- [Required work]: Search the listing below for the word "réel" and copy each line that holds it.

──────── Records provided

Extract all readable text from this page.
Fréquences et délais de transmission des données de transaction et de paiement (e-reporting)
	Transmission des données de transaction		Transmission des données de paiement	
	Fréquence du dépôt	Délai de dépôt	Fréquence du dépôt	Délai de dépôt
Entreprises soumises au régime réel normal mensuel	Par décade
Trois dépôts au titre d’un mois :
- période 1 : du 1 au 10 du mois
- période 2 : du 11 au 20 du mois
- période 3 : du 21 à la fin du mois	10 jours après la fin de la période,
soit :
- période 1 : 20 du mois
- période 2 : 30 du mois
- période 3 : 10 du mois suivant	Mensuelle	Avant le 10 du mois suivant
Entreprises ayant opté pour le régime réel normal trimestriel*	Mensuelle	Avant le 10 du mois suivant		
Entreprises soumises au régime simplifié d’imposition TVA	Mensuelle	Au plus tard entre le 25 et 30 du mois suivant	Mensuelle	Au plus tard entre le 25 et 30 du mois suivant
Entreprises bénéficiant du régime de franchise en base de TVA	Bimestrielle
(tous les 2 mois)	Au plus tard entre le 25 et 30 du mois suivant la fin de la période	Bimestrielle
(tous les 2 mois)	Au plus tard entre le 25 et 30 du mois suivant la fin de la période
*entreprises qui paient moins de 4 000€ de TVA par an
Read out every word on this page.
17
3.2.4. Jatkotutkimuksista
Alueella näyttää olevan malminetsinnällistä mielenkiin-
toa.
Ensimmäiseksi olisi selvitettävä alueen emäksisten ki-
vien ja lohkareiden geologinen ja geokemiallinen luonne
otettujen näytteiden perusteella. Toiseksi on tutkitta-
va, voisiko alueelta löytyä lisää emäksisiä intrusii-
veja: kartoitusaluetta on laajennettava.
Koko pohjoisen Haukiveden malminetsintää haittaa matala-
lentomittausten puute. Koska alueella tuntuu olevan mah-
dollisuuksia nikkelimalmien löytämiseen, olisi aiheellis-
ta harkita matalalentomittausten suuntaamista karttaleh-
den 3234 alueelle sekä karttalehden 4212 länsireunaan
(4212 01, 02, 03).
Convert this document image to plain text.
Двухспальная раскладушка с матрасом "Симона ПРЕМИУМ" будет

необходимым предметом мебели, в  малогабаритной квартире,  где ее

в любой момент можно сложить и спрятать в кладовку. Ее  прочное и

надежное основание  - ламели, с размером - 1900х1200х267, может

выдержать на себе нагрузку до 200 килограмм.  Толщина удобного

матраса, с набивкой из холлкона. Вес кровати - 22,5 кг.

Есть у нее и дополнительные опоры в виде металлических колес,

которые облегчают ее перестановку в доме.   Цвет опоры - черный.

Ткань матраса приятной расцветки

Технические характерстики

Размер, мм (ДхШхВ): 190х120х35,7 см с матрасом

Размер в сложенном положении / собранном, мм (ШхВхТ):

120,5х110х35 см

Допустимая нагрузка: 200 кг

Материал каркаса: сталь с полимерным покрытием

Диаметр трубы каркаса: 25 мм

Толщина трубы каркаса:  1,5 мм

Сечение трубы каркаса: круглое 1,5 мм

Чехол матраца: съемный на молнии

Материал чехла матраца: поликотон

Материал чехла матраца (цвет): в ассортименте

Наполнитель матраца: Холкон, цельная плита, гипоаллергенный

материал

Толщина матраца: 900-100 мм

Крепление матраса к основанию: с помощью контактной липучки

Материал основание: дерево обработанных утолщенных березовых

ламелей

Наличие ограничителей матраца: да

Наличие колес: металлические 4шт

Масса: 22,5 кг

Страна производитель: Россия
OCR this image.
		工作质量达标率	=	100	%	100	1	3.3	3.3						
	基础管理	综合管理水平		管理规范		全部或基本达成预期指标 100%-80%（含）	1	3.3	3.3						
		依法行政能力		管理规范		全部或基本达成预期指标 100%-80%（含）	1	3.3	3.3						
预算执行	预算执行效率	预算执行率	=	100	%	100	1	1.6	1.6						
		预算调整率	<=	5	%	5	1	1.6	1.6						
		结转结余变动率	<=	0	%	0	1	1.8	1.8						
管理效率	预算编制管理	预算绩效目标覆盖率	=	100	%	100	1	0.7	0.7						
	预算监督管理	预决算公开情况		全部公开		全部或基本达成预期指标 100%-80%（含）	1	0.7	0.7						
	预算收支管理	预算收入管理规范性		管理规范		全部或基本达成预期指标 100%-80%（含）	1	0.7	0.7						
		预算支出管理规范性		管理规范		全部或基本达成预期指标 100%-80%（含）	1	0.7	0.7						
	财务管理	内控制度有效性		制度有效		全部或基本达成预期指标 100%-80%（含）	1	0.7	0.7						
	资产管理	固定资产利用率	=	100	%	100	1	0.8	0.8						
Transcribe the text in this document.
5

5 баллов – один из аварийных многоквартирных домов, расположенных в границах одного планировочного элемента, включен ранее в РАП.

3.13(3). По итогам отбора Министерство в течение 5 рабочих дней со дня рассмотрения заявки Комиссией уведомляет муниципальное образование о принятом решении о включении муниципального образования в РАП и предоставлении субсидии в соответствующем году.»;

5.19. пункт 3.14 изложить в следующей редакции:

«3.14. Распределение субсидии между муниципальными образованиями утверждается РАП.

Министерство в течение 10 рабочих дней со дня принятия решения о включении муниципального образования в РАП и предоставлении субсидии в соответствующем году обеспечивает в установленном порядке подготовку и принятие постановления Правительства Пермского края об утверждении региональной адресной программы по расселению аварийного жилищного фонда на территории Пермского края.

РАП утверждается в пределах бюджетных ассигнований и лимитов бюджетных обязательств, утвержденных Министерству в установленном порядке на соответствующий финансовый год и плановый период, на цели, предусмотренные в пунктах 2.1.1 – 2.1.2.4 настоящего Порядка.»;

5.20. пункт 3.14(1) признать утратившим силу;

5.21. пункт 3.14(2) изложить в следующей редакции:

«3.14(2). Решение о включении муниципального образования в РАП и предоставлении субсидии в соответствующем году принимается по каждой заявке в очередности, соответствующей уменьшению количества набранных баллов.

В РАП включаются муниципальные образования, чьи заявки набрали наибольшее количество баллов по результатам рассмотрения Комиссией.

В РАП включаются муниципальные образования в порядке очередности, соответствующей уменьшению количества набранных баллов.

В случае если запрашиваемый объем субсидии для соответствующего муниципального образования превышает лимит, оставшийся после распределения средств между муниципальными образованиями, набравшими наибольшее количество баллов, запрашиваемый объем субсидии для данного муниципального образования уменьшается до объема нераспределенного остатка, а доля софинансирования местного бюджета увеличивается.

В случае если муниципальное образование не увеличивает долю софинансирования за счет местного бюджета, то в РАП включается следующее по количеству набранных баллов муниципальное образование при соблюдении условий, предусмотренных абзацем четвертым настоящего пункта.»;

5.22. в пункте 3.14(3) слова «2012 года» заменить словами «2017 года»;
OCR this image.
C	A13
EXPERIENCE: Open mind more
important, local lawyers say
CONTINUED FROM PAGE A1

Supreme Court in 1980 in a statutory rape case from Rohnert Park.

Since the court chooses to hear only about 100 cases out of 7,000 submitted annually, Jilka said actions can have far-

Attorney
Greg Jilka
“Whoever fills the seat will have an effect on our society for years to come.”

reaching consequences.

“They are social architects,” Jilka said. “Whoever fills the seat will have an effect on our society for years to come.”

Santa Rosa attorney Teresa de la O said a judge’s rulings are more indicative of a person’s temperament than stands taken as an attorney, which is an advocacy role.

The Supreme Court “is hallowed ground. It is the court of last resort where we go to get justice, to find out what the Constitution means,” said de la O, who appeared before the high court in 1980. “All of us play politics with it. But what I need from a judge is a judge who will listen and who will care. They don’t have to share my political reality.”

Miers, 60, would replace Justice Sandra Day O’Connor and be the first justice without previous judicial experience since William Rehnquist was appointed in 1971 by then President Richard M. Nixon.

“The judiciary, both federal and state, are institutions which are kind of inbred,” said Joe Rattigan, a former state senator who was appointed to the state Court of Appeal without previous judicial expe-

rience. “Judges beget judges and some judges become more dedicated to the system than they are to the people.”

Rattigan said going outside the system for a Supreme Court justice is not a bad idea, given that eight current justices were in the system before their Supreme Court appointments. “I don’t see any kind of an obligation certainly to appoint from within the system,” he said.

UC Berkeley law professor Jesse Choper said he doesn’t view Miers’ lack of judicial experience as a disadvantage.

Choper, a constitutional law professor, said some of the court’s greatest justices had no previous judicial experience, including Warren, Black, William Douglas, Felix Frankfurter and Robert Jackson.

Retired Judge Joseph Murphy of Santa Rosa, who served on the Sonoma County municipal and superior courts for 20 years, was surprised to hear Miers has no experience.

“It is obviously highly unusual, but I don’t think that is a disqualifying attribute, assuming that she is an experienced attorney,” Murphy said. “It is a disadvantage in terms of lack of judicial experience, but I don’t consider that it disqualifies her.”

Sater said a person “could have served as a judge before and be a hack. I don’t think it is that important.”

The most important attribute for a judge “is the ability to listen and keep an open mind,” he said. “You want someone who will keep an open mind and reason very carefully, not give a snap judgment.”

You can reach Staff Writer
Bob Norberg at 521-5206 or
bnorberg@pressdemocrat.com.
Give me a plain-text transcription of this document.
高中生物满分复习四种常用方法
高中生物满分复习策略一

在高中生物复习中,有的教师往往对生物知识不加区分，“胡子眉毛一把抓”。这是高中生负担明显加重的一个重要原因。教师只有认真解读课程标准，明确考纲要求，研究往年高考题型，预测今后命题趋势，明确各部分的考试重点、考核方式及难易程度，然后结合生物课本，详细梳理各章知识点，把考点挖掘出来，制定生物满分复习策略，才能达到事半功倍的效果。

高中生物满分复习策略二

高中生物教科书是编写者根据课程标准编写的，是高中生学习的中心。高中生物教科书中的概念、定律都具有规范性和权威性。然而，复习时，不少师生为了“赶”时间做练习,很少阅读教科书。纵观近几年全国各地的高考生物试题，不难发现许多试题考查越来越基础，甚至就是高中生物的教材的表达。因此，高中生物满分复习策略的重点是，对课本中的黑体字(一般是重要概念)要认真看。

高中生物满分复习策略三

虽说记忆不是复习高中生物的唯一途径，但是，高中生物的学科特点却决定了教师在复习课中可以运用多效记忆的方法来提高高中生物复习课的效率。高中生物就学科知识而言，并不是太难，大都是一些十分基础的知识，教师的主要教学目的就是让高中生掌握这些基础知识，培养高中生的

────────────────

- [Reply]:
Entreprises soumises au régime réel normal mensuel	Par décade
Entreprises ayant opté pour le régime réel normal trimestriel*	Mensuelle	Avant le 10 du mois suivant		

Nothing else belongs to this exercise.